* Task prompt:
In the copy, include every entry exactly but none of the pictures.

* begin Extracted information *

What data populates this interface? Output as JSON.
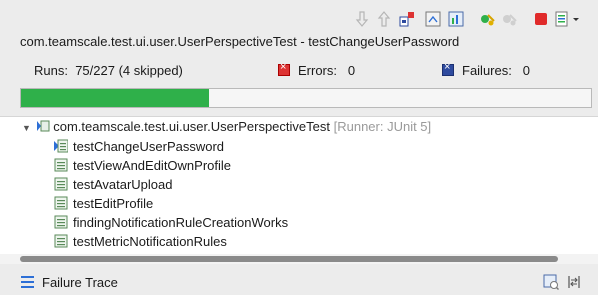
{
  "header": {
    "title": "com.teamscale.test.ui.user.UserPerspectiveTest - testChangeUserPassword"
  },
  "toolbar": {
    "icons": [
      "next-failure-icon",
      "previous-failure-icon",
      "show-failures-only-icon",
      "scroll-lock-icon",
      "show-skipped-icon",
      "rerun-test-icon",
      "rerun-failed-first-icon",
      "stop-icon",
      "test-run-history-icon",
      "view-menu-icon"
    ]
  },
  "counters": {
    "runs_label": "Runs:",
    "runs_value": "75/227 (4 skipped)",
    "errors_label": "Errors:",
    "errors_value": "0",
    "failures_label": "Failures:",
    "failures_value": "0"
  },
  "progress": {
    "completed": 75,
    "total": 227,
    "color": "#2fb04a"
  },
  "tree": {
    "root_label": "com.teamscale.test.ui.user.UserPerspectiveTest",
    "root_runner": "[Runner: JUnit 5]",
    "items": [
      {
        "label": "testChangeUserPassword",
        "status": "running"
      },
      {
        "label": "testViewAndEditOwnProfile",
        "status": "pending"
      },
      {
        "label": "testAvatarUpload",
        "status": "pending"
      },
      {
        "label": "testEditProfile",
        "status": "pending"
      },
      {
        "label": "findingNotificationRuleCreationWorks",
        "status": "pending"
      },
      {
        "label": "testMetricNotificationRules",
        "status": "pending"
      }
    ]
  },
  "failure_trace": {
    "label": "Failure Trace"
  }
}
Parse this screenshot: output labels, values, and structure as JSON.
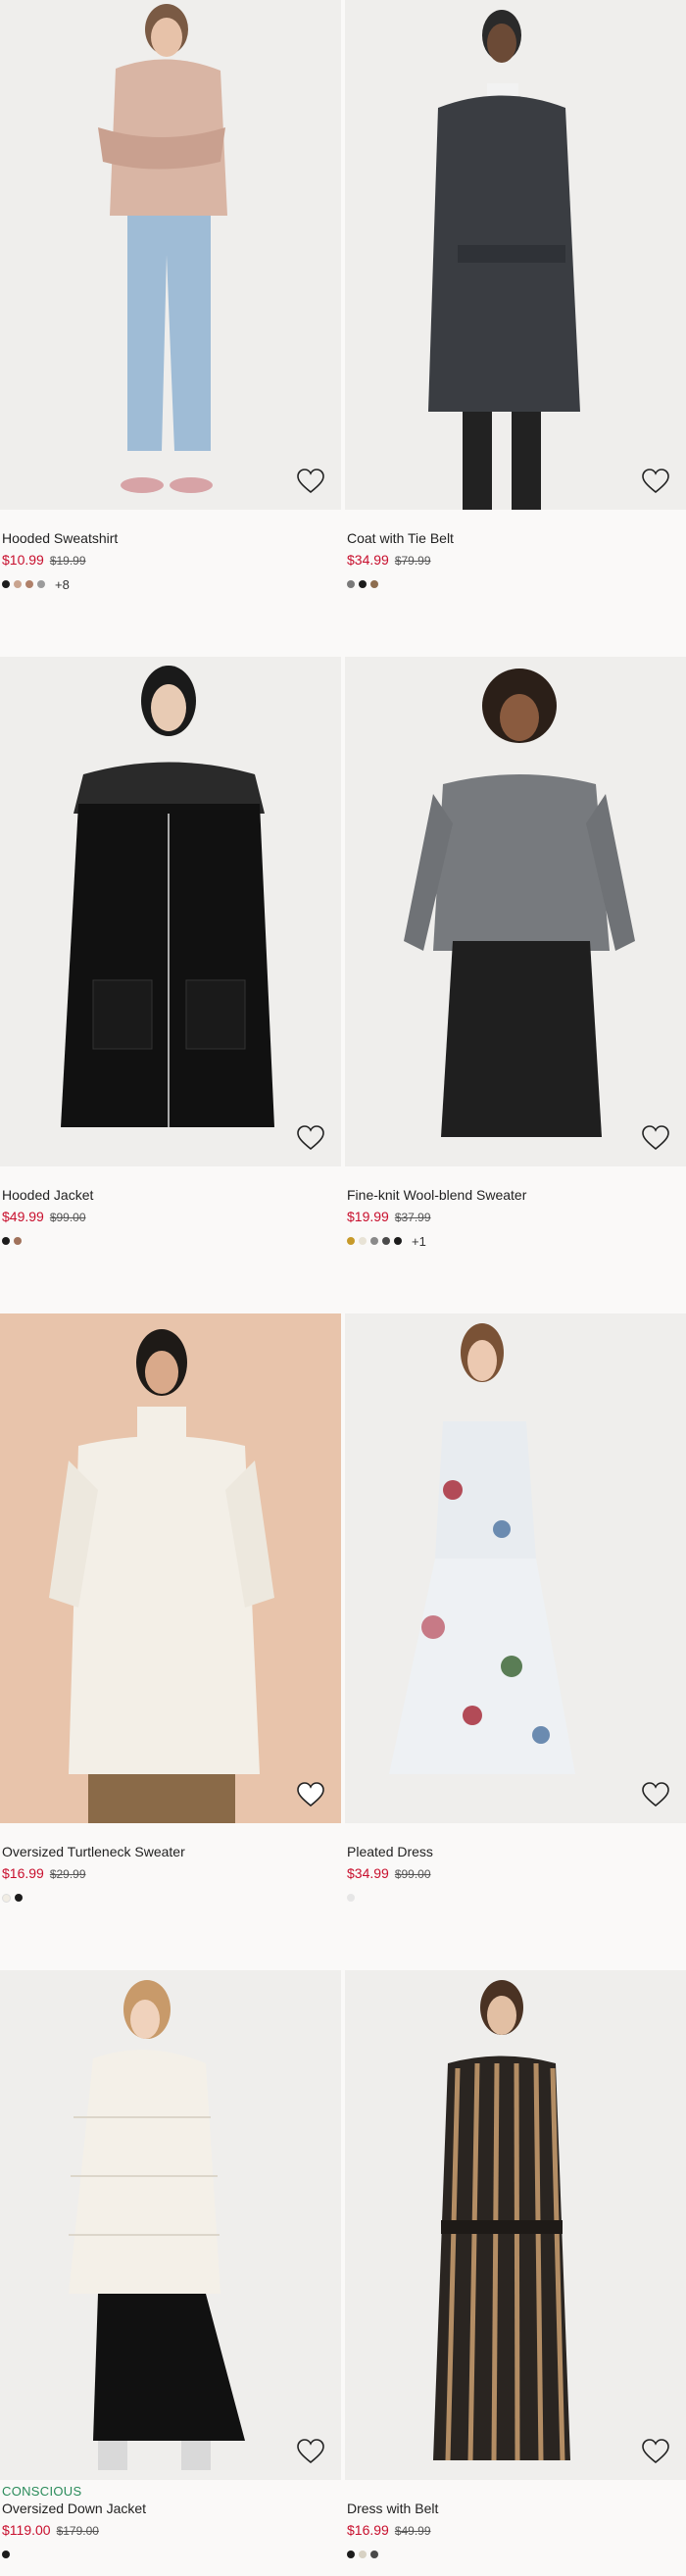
{
  "products": [
    {
      "name": "Hooded Sweatshirt",
      "price": "$10.99",
      "old_price": "$19.99",
      "badge": "",
      "swatches": [
        "#1c1c1c",
        "#c9a48f",
        "#b0816a",
        "#9b9b9b"
      ],
      "more": "+8",
      "bg": "#efeeec"
    },
    {
      "name": "Coat with Tie Belt",
      "price": "$34.99",
      "old_price": "$79.99",
      "badge": "",
      "swatches": [
        "#7a7a7a",
        "#1c1c1c",
        "#8d6d4f"
      ],
      "more": "",
      "bg": "#efeeec"
    },
    {
      "name": "Hooded Jacket",
      "price": "$49.99",
      "old_price": "$99.00",
      "badge": "",
      "swatches": [
        "#1c1c1c",
        "#a0725b"
      ],
      "more": "",
      "bg": "#efeeec"
    },
    {
      "name": "Fine-knit Wool-blend Sweater",
      "price": "$19.99",
      "old_price": "$37.99",
      "badge": "",
      "swatches": [
        "#c79a2a",
        "#e8e3d6",
        "#8a8a8a",
        "#4a4a4a",
        "#1c1c1c"
      ],
      "more": "+1",
      "bg": "#efeeec"
    },
    {
      "name": "Oversized Turtleneck Sweater",
      "price": "$16.99",
      "old_price": "$29.99",
      "badge": "",
      "swatches": [
        "#f1ede4",
        "#1c1c1c"
      ],
      "more": "",
      "bg": "#e8c4ab"
    },
    {
      "name": "Pleated Dress",
      "price": "$34.99",
      "old_price": "$99.00",
      "badge": "",
      "swatches": [
        "#e6e6e6"
      ],
      "more": "",
      "bg": "#efeeec"
    },
    {
      "name": "Oversized Down Jacket",
      "price": "$119.00",
      "old_price": "$179.00",
      "badge": "CONSCIOUS",
      "swatches": [
        "#1c1c1c"
      ],
      "more": "",
      "bg": "#efeeec"
    },
    {
      "name": "Dress with Belt",
      "price": "$16.99",
      "old_price": "$49.99",
      "badge": "",
      "swatches": [
        "#1c1c1c",
        "#d8d2c4",
        "#4a4a4a"
      ],
      "more": "",
      "bg": "#efeeec"
    }
  ]
}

* end Extracted information *

* Result of the exercise:
What data populates this interface? Output as JSON.
{
  "header": {
    "title": "com.teamscale.test.ui.user.UserPerspectiveTest - testChangeUserPassword"
  },
  "toolbar": {
    "icons": [
      "next-failure-icon",
      "previous-failure-icon",
      "show-failures-only-icon",
      "scroll-lock-icon",
      "show-skipped-icon",
      "rerun-test-icon",
      "rerun-failed-first-icon",
      "stop-icon",
      "test-run-history-icon",
      "view-menu-icon"
    ]
  },
  "counters": {
    "runs_label": "Runs:",
    "runs_value": "75/227 (4 skipped)",
    "errors_label": "Errors:",
    "errors_value": "0",
    "failures_label": "Failures:",
    "failures_value": "0"
  },
  "progress": {
    "completed": 75,
    "total": 227,
    "color": "#2fb04a"
  },
  "tree": {
    "root_label": "com.teamscale.test.ui.user.UserPerspectiveTest",
    "root_runner": "[Runner: JUnit 5]",
    "items": [
      {
        "label": "testChangeUserPassword",
        "status": "running"
      },
      {
        "label": "testViewAndEditOwnProfile",
        "status": "pending"
      },
      {
        "label": "testAvatarUpload",
        "status": "pending"
      },
      {
        "label": "testEditProfile",
        "status": "pending"
      },
      {
        "label": "findingNotificationRuleCreationWorks",
        "status": "pending"
      },
      {
        "label": "testMetricNotificationRules",
        "status": "pending"
      }
    ]
  },
  "failure_trace": {
    "label": "Failure Trace"
  }
}
Parse this screenshot: output labels, values, and structure as JSON.
{
  "products": [
    {
      "name": "Hooded Sweatshirt",
      "price": "$10.99",
      "old_price": "$19.99",
      "badge": "",
      "swatches": [
        "#1c1c1c",
        "#c9a48f",
        "#b0816a",
        "#9b9b9b"
      ],
      "more": "+8",
      "bg": "#efeeec"
    },
    {
      "name": "Coat with Tie Belt",
      "price": "$34.99",
      "old_price": "$79.99",
      "badge": "",
      "swatches": [
        "#7a7a7a",
        "#1c1c1c",
        "#8d6d4f"
      ],
      "more": "",
      "bg": "#efeeec"
    },
    {
      "name": "Hooded Jacket",
      "price": "$49.99",
      "old_price": "$99.00",
      "badge": "",
      "swatches": [
        "#1c1c1c",
        "#a0725b"
      ],
      "more": "",
      "bg": "#efeeec"
    },
    {
      "name": "Fine-knit Wool-blend Sweater",
      "price": "$19.99",
      "old_price": "$37.99",
      "badge": "",
      "swatches": [
        "#c79a2a",
        "#e8e3d6",
        "#8a8a8a",
        "#4a4a4a",
        "#1c1c1c"
      ],
      "more": "+1",
      "bg": "#efeeec"
    },
    {
      "name": "Oversized Turtleneck Sweater",
      "price": "$16.99",
      "old_price": "$29.99",
      "badge": "",
      "swatches": [
        "#f1ede4",
        "#1c1c1c"
      ],
      "more": "",
      "bg": "#e8c4ab"
    },
    {
      "name": "Pleated Dress",
      "price": "$34.99",
      "old_price": "$99.00",
      "badge": "",
      "swatches": [
        "#e6e6e6"
      ],
      "more": "",
      "bg": "#efeeec"
    },
    {
      "name": "Oversized Down Jacket",
      "price": "$119.00",
      "old_price": "$179.00",
      "badge": "CONSCIOUS",
      "swatches": [
        "#1c1c1c"
      ],
      "more": "",
      "bg": "#efeeec"
    },
    {
      "name": "Dress with Belt",
      "price": "$16.99",
      "old_price": "$49.99",
      "badge": "",
      "swatches": [
        "#1c1c1c",
        "#d8d2c4",
        "#4a4a4a"
      ],
      "more": "",
      "bg": "#efeeec"
    }
  ]
}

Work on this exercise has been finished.